Items listed in a dataset:
◆ ◆ ◆ ◆ ◆ ◆ ◆
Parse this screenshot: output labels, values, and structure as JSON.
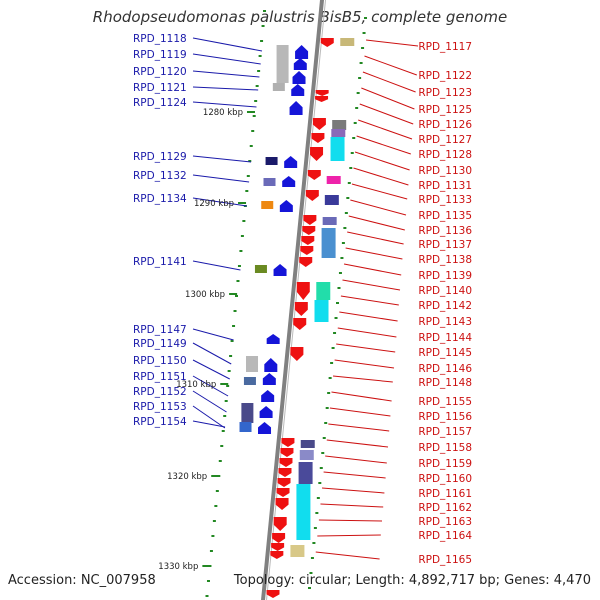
{
  "title": "Rhodopseudomonas palustris BisB5, complete genome",
  "accession_text": "Accession: NC_007958",
  "summary_text": "Topology: circular; Length: 4,892,717 bp; Genes: 4,470",
  "colors": {
    "left_label": "#1a1aaa",
    "right_label": "#cc1111",
    "left_gene": "#1515d8",
    "right_gene": "#ee1111",
    "tick": "#228822",
    "backbone": "#808080"
  },
  "left_labels": [
    "RPD_1118",
    "RPD_1119",
    "RPD_1120",
    "RPD_1121",
    "RPD_1124",
    "RPD_1129",
    "RPD_1132",
    "RPD_1134",
    "RPD_1141",
    "RPD_1147",
    "RPD_1149",
    "RPD_1150",
    "RPD_1151",
    "RPD_1152",
    "RPD_1153",
    "RPD_1154"
  ],
  "right_labels": [
    "RPD_1117",
    "RPD_1122",
    "RPD_1123",
    "RPD_1125",
    "RPD_1126",
    "RPD_1127",
    "RPD_1128",
    "RPD_1130",
    "RPD_1131",
    "RPD_1133",
    "RPD_1135",
    "RPD_1136",
    "RPD_1137",
    "RPD_1138",
    "RPD_1139",
    "RPD_1140",
    "RPD_1142",
    "RPD_1143",
    "RPD_1144",
    "RPD_1145",
    "RPD_1146",
    "RPD_1148",
    "RPD_1155",
    "RPD_1156",
    "RPD_1157",
    "RPD_1158",
    "RPD_1159",
    "RPD_1160",
    "RPD_1161",
    "RPD_1162",
    "RPD_1163",
    "RPD_1164",
    "RPD_1165"
  ],
  "kbp_labels": [
    "1280 kbp",
    "1290 kbp",
    "1300 kbp",
    "1310 kbp",
    "1320 kbp",
    "1330 kbp"
  ]
}
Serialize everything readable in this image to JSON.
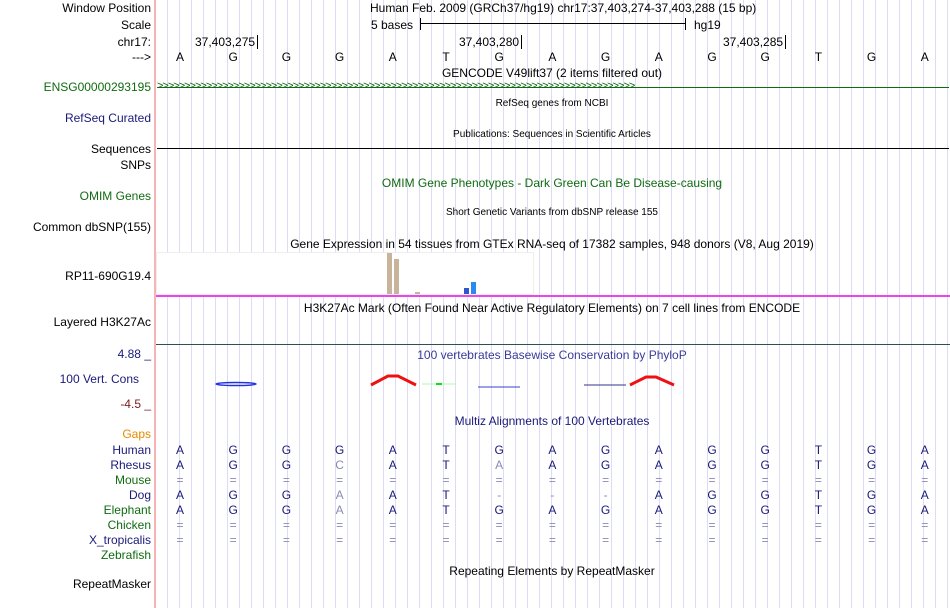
{
  "labels": {
    "window_position": "Window Position",
    "scale": "Scale",
    "chrom": "chr17:",
    "strand": "--->",
    "gencode_gene": "ENSG00000293195",
    "refseq": "RefSeq Curated",
    "sequences": "Sequences",
    "snps": "SNPs",
    "omim": "OMIM Genes",
    "dbsnp": "Common dbSNP(155)",
    "gtex": "RP11-690G19.4",
    "h3k27ac": "Layered H3K27Ac",
    "cons_max": "4.88 _",
    "cons": "100 Vert. Cons",
    "cons_min": "-4.5 _",
    "gaps": "Gaps",
    "repeatmasker": "RepeatMasker"
  },
  "header": {
    "assembly": "Human Feb. 2009 (GRCh37/hg19)",
    "position": "chr17:37,403,274-37,403,288 (15 bp)",
    "scale_text": "5 bases",
    "scale_db": "hg19",
    "ticks": [
      "37,403,275",
      "37,403,280",
      "37,403,285"
    ]
  },
  "bases": [
    "A",
    "G",
    "G",
    "G",
    "A",
    "T",
    "G",
    "A",
    "G",
    "A",
    "G",
    "G",
    "T",
    "G",
    "A"
  ],
  "tracks": {
    "gencode": "GENCODE V49lift37 (2 items filtered out)",
    "refseq": "RefSeq genes from NCBI",
    "publications": "Publications: Sequences in Scientific Articles",
    "omim": "OMIM Gene Phenotypes - Dark Green Can Be Disease-causing",
    "dbsnp": "Short Genetic Variants from dbSNP release 155",
    "gtex": "Gene Expression in 54 tissues from GTEx RNA-seq of 17382 samples, 948 donors (V8, Aug 2019)",
    "h3k27ac": "H3K27Ac Mark (Often Found Near Active Regulatory Elements) on 7 cell lines from ENCODE",
    "phylop": "100 vertebrates Basewise Conservation by PhyloP",
    "multiz": "Multiz Alignments of 100 Vertebrates",
    "rmsk": "Repeating Elements by RepeatMasker"
  },
  "alignment": [
    {
      "species": "Human",
      "color": "navy",
      "seq": "AGGGATGAGAGGTGA",
      "light": []
    },
    {
      "species": "Rhesus",
      "color": "navy",
      "seq": "AGGCATAAGAGGTGA",
      "light": [
        3,
        6
      ]
    },
    {
      "species": "Mouse",
      "color": "green",
      "seq": "===============",
      "light": []
    },
    {
      "species": "Dog",
      "color": "navy",
      "seq": "AGGAAT---AGGTGA",
      "light": [
        3
      ]
    },
    {
      "species": "Elephant",
      "color": "green",
      "seq": "AGGAATGAGAGGTGA",
      "light": [
        3
      ]
    },
    {
      "species": "Chicken",
      "color": "green",
      "seq": "===============",
      "light": []
    },
    {
      "species": "X_tropicalis",
      "color": "navy",
      "seq": "===============",
      "light": []
    },
    {
      "species": "Zebrafish",
      "color": "green",
      "seq": "",
      "light": []
    }
  ]
}
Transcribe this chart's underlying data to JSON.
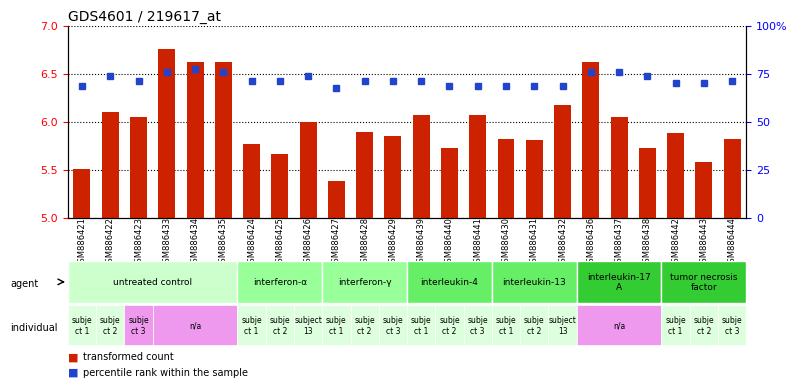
{
  "title": "GDS4601 / 219617_at",
  "samples": [
    "GSM886421",
    "GSM886422",
    "GSM886423",
    "GSM886433",
    "GSM886434",
    "GSM886435",
    "GSM886424",
    "GSM886425",
    "GSM886426",
    "GSM886427",
    "GSM886428",
    "GSM886429",
    "GSM886439",
    "GSM886440",
    "GSM886441",
    "GSM886430",
    "GSM886431",
    "GSM886432",
    "GSM886436",
    "GSM886437",
    "GSM886438",
    "GSM886442",
    "GSM886443",
    "GSM886444"
  ],
  "bar_values": [
    5.51,
    6.1,
    6.05,
    6.76,
    6.62,
    6.62,
    5.77,
    5.66,
    6.0,
    5.38,
    5.89,
    5.85,
    6.07,
    5.72,
    6.07,
    5.82,
    5.81,
    6.17,
    6.62,
    6.05,
    5.72,
    5.88,
    5.58,
    5.82
  ],
  "percentile_values": [
    6.37,
    6.47,
    6.42,
    6.52,
    6.55,
    6.52,
    6.42,
    6.42,
    6.47,
    6.35,
    6.42,
    6.42,
    6.42,
    6.37,
    6.37,
    6.37,
    6.37,
    6.37,
    6.52,
    6.52,
    6.47,
    6.4,
    6.4,
    6.42
  ],
  "ylim_left": [
    5.0,
    7.0
  ],
  "ylim_right": [
    0,
    100
  ],
  "yticks_left": [
    5.0,
    5.5,
    6.0,
    6.5,
    7.0
  ],
  "yticks_right": [
    0,
    25,
    50,
    75,
    100
  ],
  "ytick_labels_right": [
    "0",
    "25",
    "50",
    "75",
    "100%"
  ],
  "bar_color": "#cc2200",
  "dot_color": "#2244cc",
  "agent_groups": [
    {
      "label": "untreated control",
      "start": 0,
      "end": 6,
      "color": "#ccffcc"
    },
    {
      "label": "interferon-α",
      "start": 6,
      "end": 9,
      "color": "#99ff99"
    },
    {
      "label": "interferon-γ",
      "start": 9,
      "end": 12,
      "color": "#99ff99"
    },
    {
      "label": "interleukin-4",
      "start": 12,
      "end": 15,
      "color": "#66ee66"
    },
    {
      "label": "interleukin-13",
      "start": 15,
      "end": 18,
      "color": "#66ee66"
    },
    {
      "label": "interleukin-17\nA",
      "start": 18,
      "end": 21,
      "color": "#33cc33"
    },
    {
      "label": "tumor necrosis\nfactor",
      "start": 21,
      "end": 24,
      "color": "#33cc33"
    }
  ],
  "individual_groups": [
    {
      "label": "subje\nct 1",
      "start": 0,
      "end": 1,
      "color": "#ddffdd"
    },
    {
      "label": "subje\nct 2",
      "start": 1,
      "end": 2,
      "color": "#ddffdd"
    },
    {
      "label": "subje\nct 3",
      "start": 2,
      "end": 3,
      "color": "#ee99ee"
    },
    {
      "label": "n/a",
      "start": 3,
      "end": 6,
      "color": "#ee99ee"
    },
    {
      "label": "subje\nct 1",
      "start": 6,
      "end": 7,
      "color": "#ddffdd"
    },
    {
      "label": "subje\nct 2",
      "start": 7,
      "end": 8,
      "color": "#ddffdd"
    },
    {
      "label": "subject\n13",
      "start": 8,
      "end": 9,
      "color": "#ddffdd"
    },
    {
      "label": "subje\nct 1",
      "start": 9,
      "end": 10,
      "color": "#ddffdd"
    },
    {
      "label": "subje\nct 2",
      "start": 10,
      "end": 11,
      "color": "#ddffdd"
    },
    {
      "label": "subje\nct 3",
      "start": 11,
      "end": 12,
      "color": "#ddffdd"
    },
    {
      "label": "subje\nct 1",
      "start": 12,
      "end": 13,
      "color": "#ddffdd"
    },
    {
      "label": "subje\nct 2",
      "start": 13,
      "end": 14,
      "color": "#ddffdd"
    },
    {
      "label": "subje\nct 3",
      "start": 14,
      "end": 15,
      "color": "#ddffdd"
    },
    {
      "label": "subje\nct 1",
      "start": 15,
      "end": 16,
      "color": "#ddffdd"
    },
    {
      "label": "subje\nct 2",
      "start": 16,
      "end": 17,
      "color": "#ddffdd"
    },
    {
      "label": "subject\n13",
      "start": 17,
      "end": 18,
      "color": "#ddffdd"
    },
    {
      "label": "n/a",
      "start": 18,
      "end": 21,
      "color": "#ee99ee"
    },
    {
      "label": "subje\nct 1",
      "start": 21,
      "end": 22,
      "color": "#ddffdd"
    },
    {
      "label": "subje\nct 2",
      "start": 22,
      "end": 23,
      "color": "#ddffdd"
    },
    {
      "label": "subje\nct 3",
      "start": 23,
      "end": 24,
      "color": "#ddffdd"
    }
  ]
}
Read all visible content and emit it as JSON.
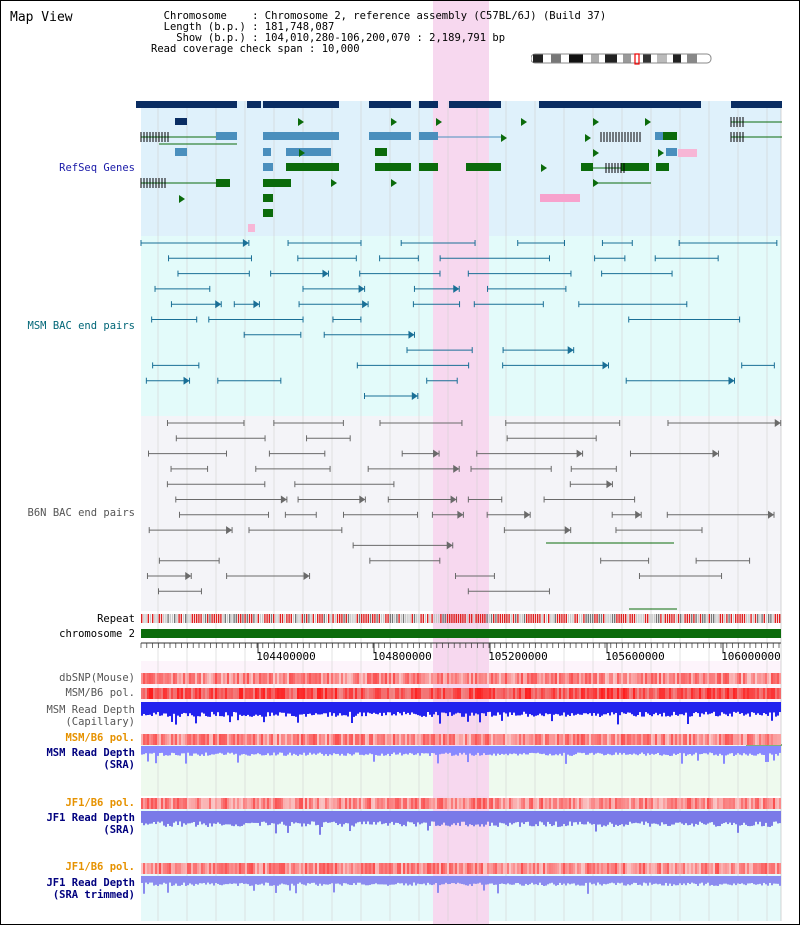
◆ ◆ ◆ ◆ ◆ ◆ ◆
▶ _Your objective_
Only the number is wanted. Count the lines above that include the word "refseq".

▶ _Result below_
2